◆ Given task
Lines containing the word "this" should be extracted in full.

◆ Dataset rows
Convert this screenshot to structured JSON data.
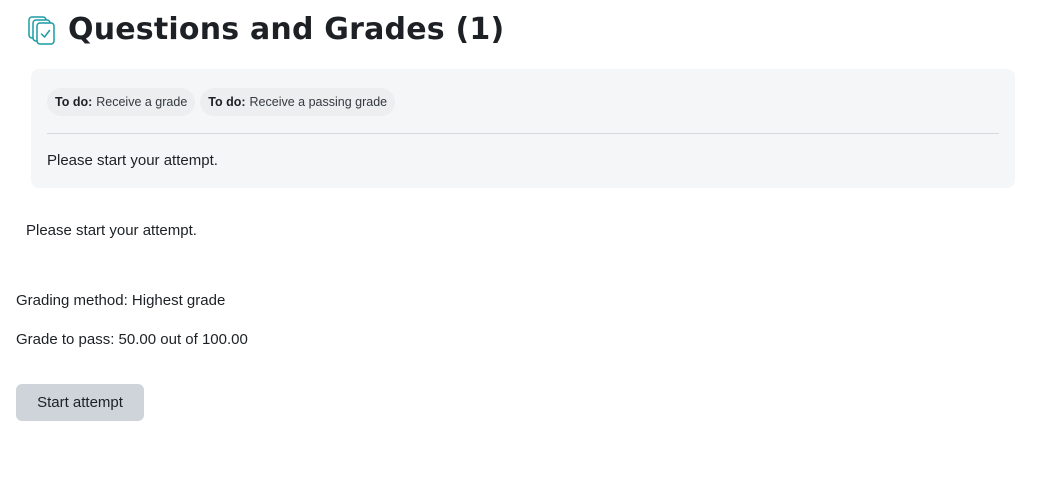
{
  "header": {
    "title": "Questions and Grades (1)",
    "icon": "quiz-icon",
    "icon_color": "#1a9ba3"
  },
  "activity_info": {
    "badges": [
      {
        "prefix": "To do:",
        "text": "Receive a grade"
      },
      {
        "prefix": "To do:",
        "text": "Receive a passing grade"
      }
    ],
    "message": "Please start your attempt."
  },
  "main": {
    "intro": "Please start your attempt.",
    "grading_method": "Grading method: Highest grade",
    "grade_to_pass": "Grade to pass: 50.00 out of 100.00",
    "start_button_label": "Start attempt"
  }
}
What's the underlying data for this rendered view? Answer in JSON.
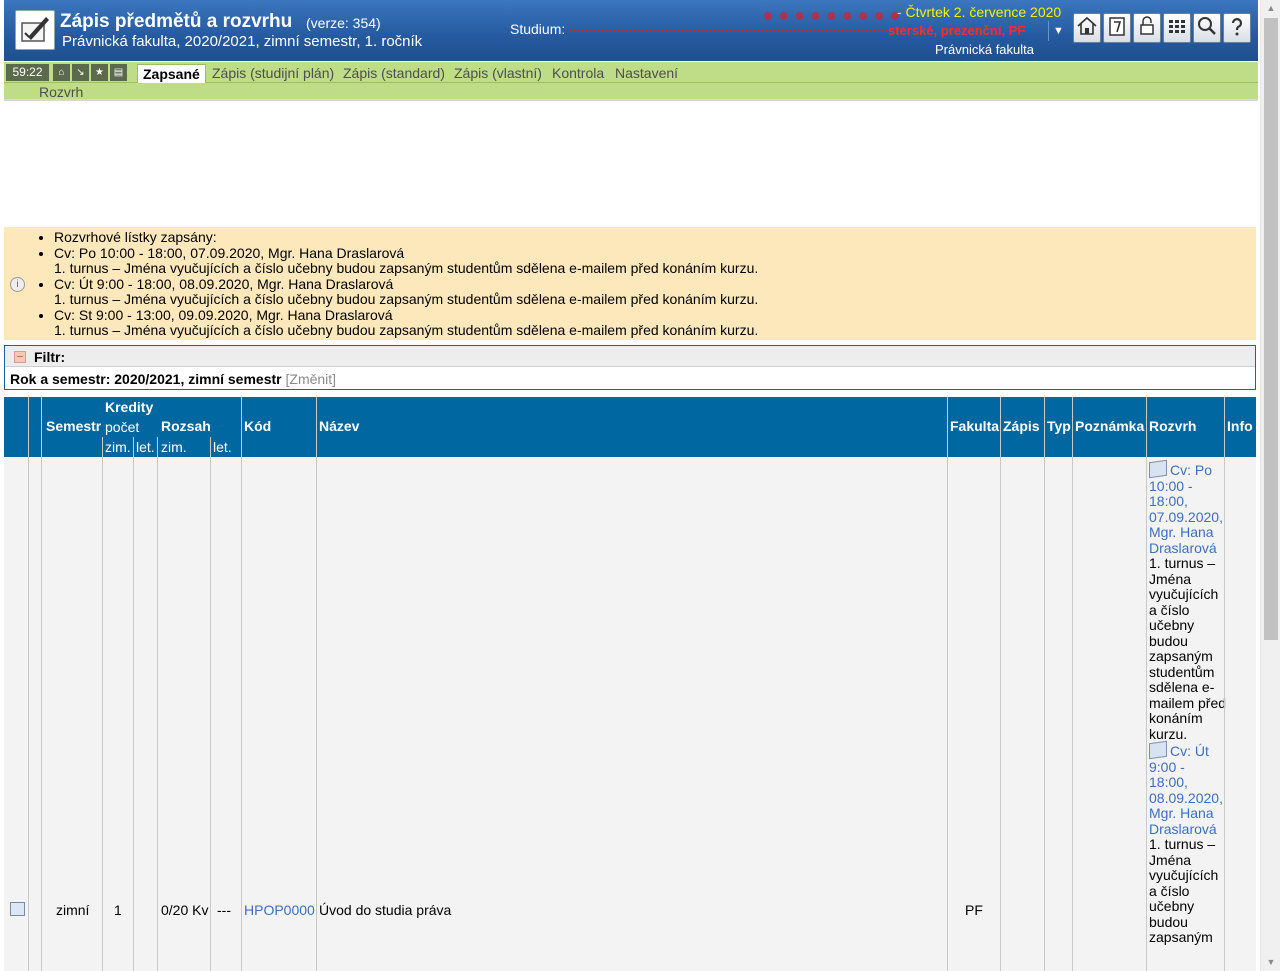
{
  "header": {
    "title": "Zápis předmětů a rozvrhu",
    "version": "(verze: 354)",
    "subtitle": "Právnická fakulta, 2020/2021, zimní semestr, 1. ročník",
    "studium_label": "Studium:",
    "studium_value": "sterské, prezenční, PF",
    "date": "- Čtvrtek 2. července 2020",
    "faculty": "Právnická fakulta",
    "icons": [
      "home-icon",
      "notepad-icon",
      "lock-icon",
      "grid-icon",
      "search-icon",
      "help-icon"
    ]
  },
  "nav": {
    "timer": "59:22",
    "tabs": [
      "Zapsané",
      "Zápis (studijní plán)",
      "Zápis (standard)",
      "Zápis (vlastní)",
      "Kontrola",
      "Nastavení"
    ],
    "active_tab": "Zapsané",
    "sub": "Rozvrh"
  },
  "info": {
    "items": [
      {
        "text": "Rozvrhové lístky zapsány:",
        "note": ""
      },
      {
        "text": "Cv: Po 10:00 - 18:00, 07.09.2020, Mgr. Hana Draslarová",
        "note": "1. turnus – Jména vyučujících a číslo učebny budou zapsaným studentům sdělena e-mailem před konáním kurzu."
      },
      {
        "text": "Cv: Út 9:00 - 18:00, 08.09.2020, Mgr. Hana Draslarová",
        "note": "1. turnus – Jména vyučujících a číslo učebny budou zapsaným studentům sdělena e-mailem před konáním kurzu."
      },
      {
        "text": "Cv: St 9:00 - 13:00, 09.09.2020, Mgr. Hana Draslarová",
        "note": "1. turnus – Jména vyučujících a číslo učebny budou zapsaným studentům sdělena e-mailem před konáním kurzu."
      }
    ]
  },
  "filter": {
    "title": "Filtr:",
    "label": "Rok a semestr: 2020/2021, zimní semestr",
    "change": "[Změnit]"
  },
  "table": {
    "headers": {
      "semestr": "Semestr",
      "kredity": "Kredity",
      "pocet": "počet",
      "zim": "zim.",
      "let": "let.",
      "rozsah": "Rozsah",
      "rozsah_zim": "zim.",
      "rozsah_let": "let.",
      "kod": "Kód",
      "nazev": "Název",
      "fakulta": "Fakulta",
      "zapis": "Zápis",
      "typ": "Typ",
      "poznamka": "Poznámka",
      "rozvrh": "Rozvrh",
      "info": "Info"
    },
    "row": {
      "semestr": "zimní",
      "kredity": "1",
      "rozsah_zim": "0/20 Kv",
      "rozsah_let": "---",
      "kod": "HPOP0000",
      "nazev": "Úvod do studia práva",
      "fakulta": "PF",
      "rozvrh": [
        {
          "link": "Cv: Po 10:00 - 18:00, 07.09.2020, Mgr. Hana Draslarová",
          "note": "1. turnus – Jména vyučujících a číslo učebny budou zapsaným studentům sdělena e-mailem před konáním kurzu."
        },
        {
          "link": "Cv: Út 9:00 - 18:00, 08.09.2020, Mgr. Hana Draslarová",
          "note": "1. turnus – Jména vyučujících a číslo učebny budou zapsaným"
        }
      ]
    }
  }
}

◆ Finished exercise
Convert this screenshot to structured JSON data.
What's the underlying data for this rendered view? Answer in JSON.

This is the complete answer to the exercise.